### SUPPLIED TEXT
-*-*-

Metro’s paper farecards to be traded in by June 2016

WASHINGTON — Metro’s iconic paper farecards will soon be phased out completely. A Metro board finance committee said Thursday that anyone with extra paper farecards will only have until June 2016 to trade them in before losing the cash value.

Metro will begin retrofitting farecard machines in September to dispense SmarTrip cards that can be loaded with any value a rider chooses, rather than the current system that requires buying a SmarTrip for $10 at a separate machine. That $10 currently includes $8 that can be used to pay fares and a $2 fee for the SmarTrip. The cost of the SmarTrip is not expected to change, but riders will now be able to add whatever value or passes they choose to the card.

The plan calls for paper farecard sales to end at individual stations on a rolling basis beginning in October, with all paper farecard sales ending by January. The older brown fare machines will only be used to add value, while the newer, blue machines will be able to both dispense new cards and add value.

-*-*-

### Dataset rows

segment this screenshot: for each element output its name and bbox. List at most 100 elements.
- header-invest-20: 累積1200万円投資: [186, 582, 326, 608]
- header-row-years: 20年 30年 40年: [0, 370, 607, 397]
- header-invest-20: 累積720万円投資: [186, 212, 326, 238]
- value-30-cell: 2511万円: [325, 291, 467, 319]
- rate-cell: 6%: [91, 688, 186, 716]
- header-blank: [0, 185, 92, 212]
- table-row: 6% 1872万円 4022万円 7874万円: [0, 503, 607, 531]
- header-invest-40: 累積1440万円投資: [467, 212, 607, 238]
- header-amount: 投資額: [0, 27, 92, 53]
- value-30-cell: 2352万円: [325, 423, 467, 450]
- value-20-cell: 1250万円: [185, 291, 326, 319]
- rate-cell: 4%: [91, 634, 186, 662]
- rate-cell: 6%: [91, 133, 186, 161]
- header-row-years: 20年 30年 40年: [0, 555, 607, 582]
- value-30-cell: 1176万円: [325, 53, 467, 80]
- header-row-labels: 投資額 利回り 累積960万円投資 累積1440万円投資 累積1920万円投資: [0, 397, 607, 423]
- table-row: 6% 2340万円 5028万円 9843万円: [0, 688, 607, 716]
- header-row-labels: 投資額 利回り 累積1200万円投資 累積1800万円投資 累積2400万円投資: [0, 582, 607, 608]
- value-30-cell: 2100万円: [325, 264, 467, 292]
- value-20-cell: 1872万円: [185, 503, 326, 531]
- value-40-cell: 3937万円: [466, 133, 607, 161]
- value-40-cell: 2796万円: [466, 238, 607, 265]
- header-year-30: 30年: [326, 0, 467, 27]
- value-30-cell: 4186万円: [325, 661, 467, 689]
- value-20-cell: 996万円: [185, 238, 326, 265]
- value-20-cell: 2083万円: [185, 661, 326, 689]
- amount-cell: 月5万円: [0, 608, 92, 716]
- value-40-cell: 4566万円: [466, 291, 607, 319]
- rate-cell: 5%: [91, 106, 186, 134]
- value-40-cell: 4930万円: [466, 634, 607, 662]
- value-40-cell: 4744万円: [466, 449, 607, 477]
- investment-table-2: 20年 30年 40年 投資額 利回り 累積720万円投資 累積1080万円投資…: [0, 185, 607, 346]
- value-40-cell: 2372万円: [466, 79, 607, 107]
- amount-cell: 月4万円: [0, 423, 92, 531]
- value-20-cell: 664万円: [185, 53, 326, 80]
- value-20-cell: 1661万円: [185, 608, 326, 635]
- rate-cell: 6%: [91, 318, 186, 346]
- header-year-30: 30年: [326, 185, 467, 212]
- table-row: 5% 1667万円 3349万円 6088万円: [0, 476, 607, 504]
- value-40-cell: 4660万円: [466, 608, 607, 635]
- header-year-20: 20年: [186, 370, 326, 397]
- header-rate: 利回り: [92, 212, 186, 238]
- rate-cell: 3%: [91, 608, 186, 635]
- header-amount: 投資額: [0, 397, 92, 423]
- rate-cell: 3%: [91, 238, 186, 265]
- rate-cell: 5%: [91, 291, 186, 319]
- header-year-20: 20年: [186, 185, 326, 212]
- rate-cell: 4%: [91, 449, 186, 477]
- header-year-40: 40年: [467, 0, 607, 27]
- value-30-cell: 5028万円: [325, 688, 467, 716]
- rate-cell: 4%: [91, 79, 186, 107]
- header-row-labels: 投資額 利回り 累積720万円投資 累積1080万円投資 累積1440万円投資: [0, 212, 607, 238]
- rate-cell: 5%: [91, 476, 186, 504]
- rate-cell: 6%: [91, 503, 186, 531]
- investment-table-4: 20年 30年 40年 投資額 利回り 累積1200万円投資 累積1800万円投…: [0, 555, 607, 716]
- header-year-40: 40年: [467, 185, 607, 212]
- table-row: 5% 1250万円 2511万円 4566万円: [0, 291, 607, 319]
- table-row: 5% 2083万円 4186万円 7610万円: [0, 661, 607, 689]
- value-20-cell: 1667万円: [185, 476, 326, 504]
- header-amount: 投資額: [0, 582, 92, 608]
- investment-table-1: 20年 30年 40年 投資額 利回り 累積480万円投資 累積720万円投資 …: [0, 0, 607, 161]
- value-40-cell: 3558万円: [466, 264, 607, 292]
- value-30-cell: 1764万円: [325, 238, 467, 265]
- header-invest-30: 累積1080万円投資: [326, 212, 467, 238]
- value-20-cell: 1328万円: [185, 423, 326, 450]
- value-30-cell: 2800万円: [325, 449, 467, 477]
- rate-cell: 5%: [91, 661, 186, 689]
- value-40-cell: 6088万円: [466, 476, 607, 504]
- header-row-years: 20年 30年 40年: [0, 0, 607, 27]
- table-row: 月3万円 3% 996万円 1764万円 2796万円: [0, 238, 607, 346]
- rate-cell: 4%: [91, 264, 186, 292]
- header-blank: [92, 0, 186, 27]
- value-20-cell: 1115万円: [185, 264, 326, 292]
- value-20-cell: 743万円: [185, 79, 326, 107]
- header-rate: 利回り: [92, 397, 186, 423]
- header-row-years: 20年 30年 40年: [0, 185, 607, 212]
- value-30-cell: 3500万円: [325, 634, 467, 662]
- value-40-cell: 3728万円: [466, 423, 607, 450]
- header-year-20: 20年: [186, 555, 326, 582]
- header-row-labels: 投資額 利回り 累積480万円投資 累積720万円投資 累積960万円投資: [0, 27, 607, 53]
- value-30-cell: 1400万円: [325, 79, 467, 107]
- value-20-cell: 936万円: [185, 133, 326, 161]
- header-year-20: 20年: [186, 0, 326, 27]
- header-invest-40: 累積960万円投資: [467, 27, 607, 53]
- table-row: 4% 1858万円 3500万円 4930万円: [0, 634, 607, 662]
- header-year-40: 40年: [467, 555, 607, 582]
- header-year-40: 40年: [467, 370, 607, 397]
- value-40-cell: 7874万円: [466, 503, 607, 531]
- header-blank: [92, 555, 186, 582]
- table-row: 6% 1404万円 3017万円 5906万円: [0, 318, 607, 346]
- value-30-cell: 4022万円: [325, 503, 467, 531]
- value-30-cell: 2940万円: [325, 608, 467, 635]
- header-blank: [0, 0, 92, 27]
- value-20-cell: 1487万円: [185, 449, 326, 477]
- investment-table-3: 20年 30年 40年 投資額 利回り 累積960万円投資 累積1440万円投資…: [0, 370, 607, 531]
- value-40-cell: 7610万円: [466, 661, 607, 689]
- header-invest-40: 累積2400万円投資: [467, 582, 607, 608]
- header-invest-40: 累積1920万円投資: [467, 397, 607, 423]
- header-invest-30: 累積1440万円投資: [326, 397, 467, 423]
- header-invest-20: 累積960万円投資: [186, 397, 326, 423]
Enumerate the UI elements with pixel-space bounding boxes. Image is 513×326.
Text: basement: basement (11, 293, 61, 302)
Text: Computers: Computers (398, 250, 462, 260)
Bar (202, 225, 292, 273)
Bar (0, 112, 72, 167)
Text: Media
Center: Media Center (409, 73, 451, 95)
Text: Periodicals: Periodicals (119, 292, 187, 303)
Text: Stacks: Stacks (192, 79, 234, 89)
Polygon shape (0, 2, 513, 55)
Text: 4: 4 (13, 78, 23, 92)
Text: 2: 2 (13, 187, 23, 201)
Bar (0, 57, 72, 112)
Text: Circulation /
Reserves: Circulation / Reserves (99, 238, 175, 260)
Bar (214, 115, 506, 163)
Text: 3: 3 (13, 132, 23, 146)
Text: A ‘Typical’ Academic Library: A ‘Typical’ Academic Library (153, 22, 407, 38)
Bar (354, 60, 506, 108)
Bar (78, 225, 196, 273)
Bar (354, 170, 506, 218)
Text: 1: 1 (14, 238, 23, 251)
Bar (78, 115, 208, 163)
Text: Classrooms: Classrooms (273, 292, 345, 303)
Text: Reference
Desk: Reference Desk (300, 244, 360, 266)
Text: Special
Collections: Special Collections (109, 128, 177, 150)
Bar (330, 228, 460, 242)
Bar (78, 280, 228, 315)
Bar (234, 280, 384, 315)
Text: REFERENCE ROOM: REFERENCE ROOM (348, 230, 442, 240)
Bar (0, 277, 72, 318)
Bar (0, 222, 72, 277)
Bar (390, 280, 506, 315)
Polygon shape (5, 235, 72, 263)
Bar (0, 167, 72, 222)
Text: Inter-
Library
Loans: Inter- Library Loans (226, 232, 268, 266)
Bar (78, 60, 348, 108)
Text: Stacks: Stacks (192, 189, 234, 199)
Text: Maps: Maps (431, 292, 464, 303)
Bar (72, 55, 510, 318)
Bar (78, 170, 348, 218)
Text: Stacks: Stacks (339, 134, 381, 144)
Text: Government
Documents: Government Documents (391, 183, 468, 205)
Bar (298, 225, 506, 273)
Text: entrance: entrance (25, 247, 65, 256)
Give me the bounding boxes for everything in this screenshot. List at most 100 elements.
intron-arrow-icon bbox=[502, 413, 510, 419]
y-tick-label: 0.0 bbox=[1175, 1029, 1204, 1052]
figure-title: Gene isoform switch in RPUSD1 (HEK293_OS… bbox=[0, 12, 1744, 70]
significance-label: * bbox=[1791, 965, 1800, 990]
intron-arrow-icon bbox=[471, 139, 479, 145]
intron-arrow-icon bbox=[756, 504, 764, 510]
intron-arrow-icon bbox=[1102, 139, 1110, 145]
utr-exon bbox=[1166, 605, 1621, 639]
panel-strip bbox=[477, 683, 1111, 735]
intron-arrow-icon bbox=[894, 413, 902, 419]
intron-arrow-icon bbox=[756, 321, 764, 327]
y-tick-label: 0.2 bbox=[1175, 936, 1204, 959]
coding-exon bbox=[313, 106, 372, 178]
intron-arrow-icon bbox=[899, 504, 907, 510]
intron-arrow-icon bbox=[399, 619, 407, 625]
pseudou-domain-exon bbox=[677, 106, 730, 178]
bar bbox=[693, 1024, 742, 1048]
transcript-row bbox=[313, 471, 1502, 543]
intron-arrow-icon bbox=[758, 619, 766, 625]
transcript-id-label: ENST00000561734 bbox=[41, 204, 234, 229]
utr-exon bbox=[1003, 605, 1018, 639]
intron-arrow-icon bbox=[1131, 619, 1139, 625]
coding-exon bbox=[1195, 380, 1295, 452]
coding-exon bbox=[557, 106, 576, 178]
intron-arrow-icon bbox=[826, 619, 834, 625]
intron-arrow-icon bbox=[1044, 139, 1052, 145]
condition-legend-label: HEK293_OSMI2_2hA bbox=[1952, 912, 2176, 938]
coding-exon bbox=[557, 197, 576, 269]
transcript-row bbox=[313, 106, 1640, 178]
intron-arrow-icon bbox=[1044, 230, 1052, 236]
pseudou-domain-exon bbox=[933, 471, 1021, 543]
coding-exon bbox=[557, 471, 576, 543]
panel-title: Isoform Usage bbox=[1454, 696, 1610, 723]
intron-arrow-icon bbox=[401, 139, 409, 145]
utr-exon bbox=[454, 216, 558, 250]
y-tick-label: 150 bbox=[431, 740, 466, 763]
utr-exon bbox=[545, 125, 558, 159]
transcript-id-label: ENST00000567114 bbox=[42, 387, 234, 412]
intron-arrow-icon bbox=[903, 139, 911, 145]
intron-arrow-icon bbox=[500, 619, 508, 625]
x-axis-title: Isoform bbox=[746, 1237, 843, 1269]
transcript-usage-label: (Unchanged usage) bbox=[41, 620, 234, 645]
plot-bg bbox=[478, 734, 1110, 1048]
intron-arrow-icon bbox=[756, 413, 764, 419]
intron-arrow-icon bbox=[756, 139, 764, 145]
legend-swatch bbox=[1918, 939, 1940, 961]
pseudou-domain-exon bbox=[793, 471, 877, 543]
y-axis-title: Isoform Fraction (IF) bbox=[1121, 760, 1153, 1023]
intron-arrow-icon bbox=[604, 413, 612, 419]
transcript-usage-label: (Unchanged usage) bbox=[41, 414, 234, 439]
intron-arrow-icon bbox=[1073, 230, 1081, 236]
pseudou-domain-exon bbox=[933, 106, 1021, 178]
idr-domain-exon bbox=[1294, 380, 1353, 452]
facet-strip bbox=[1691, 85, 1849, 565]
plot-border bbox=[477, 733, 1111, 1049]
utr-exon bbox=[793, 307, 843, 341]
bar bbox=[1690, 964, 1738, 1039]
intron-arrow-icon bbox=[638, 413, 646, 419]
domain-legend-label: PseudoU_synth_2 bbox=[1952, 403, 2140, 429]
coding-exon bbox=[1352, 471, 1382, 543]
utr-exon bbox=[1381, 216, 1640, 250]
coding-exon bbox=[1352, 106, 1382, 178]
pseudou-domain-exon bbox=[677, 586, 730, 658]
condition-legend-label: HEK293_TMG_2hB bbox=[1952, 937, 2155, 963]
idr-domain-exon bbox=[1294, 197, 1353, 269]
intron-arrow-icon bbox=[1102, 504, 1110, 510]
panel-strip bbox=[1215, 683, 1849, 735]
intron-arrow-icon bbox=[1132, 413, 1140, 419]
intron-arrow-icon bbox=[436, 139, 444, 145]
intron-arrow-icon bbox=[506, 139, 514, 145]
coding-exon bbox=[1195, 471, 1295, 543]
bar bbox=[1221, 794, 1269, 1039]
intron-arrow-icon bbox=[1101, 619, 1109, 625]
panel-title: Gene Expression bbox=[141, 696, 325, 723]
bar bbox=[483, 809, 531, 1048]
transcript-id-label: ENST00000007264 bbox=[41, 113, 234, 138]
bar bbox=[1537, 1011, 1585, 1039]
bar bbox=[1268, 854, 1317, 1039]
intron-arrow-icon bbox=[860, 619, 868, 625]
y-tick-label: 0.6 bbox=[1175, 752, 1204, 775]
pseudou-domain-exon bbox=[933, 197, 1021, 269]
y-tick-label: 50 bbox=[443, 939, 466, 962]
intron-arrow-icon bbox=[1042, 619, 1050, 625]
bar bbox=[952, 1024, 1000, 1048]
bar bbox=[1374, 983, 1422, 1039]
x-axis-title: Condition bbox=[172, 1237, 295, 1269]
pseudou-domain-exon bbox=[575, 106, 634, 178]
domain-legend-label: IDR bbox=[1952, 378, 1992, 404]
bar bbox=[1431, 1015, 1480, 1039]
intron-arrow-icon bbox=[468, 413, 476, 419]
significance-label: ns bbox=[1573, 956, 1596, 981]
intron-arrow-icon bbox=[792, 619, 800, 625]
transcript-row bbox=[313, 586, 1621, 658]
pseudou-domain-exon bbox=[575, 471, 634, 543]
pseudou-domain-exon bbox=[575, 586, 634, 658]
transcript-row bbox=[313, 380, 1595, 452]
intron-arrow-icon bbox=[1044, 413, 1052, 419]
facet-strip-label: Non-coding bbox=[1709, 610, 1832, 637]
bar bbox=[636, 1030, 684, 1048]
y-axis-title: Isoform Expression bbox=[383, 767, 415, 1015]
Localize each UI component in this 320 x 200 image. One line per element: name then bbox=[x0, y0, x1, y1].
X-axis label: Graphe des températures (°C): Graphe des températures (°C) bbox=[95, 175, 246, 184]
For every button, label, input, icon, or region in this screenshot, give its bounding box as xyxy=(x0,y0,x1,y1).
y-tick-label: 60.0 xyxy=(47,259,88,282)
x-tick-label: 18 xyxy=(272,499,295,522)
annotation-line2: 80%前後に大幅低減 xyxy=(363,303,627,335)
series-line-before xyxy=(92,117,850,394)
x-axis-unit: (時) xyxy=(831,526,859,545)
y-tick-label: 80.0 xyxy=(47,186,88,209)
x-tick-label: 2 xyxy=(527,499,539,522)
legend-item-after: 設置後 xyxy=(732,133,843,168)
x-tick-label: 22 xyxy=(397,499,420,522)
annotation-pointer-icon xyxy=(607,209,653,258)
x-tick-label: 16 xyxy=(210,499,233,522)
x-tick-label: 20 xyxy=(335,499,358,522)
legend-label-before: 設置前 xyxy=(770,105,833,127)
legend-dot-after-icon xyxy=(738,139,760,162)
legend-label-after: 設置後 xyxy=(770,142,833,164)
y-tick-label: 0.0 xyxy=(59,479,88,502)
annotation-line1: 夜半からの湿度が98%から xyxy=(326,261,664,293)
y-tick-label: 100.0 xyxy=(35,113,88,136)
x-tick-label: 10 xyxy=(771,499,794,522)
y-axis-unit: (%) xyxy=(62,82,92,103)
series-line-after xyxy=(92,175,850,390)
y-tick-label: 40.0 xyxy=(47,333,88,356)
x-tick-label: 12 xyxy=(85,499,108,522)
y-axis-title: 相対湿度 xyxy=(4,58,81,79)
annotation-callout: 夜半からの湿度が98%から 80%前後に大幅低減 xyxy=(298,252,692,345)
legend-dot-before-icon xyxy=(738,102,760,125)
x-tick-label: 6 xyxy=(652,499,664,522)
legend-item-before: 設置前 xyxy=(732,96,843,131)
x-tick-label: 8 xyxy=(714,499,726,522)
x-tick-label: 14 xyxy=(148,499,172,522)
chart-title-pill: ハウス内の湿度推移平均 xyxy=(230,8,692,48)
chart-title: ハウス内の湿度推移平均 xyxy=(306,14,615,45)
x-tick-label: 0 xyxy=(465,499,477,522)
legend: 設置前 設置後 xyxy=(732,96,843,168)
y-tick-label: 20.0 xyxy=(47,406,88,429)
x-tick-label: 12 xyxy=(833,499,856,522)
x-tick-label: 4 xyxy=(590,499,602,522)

-*-*-

### PROMPT A
In the article on Metro's paper farecards, what does the current $10 purchase price of a SmarTrip card include?
### PROMPT B
Extend the article on Metro's paper farecards with a further paragraph that follows on from its final sentence.

### RESULT A
It includes $8 that can be used to pay fares and a $2 fee for the SmarTrip card.

### RESULT B
Beginning in early March, paper farecards will no longer be accepted at fare gates, but the value will still be allowed to be added to a SmarTrip card until June 2016 through existing farecard machines.

Beginning July 1, 2016 any value left on paper farecards would remain with Metro.

Jim Bongiorno, who is running the paper farecard elimination project, calls this the culmination of a process that began in 2009.

“Come July 1, 2016, if you still have a paper farecard, congratulations, you have a Metro souvenir,” he says.

It goes hand-in-hand with Metro’s pilot project for new fare payment methods, including smartphones or credit cards.

He says that in order to get a cash refund for value left on paper farecards, the owners must live 100 miles or more from the Washington area.

Some Metro Board members wondered if the new SmarTrip cards sold at stations frequented by tourists could look more like a souvenir, but Bongiorno said that would not be possible under the new set up.

Assistant General Manager for Customer Relations Lynn Bowersox expects special edition SmarTrips will still be possible for events like Inauguration Days, and Metro could still sell special cards through the existing SmarTrip dispensers at stations.

Bowersox says a SmarTrip card averages about four and a half years in use. 90 percent of Metro trips use SmarTrip cards now, a number that increased after Metro added a one dollar surcharge for riders using paper farecards in the rail system.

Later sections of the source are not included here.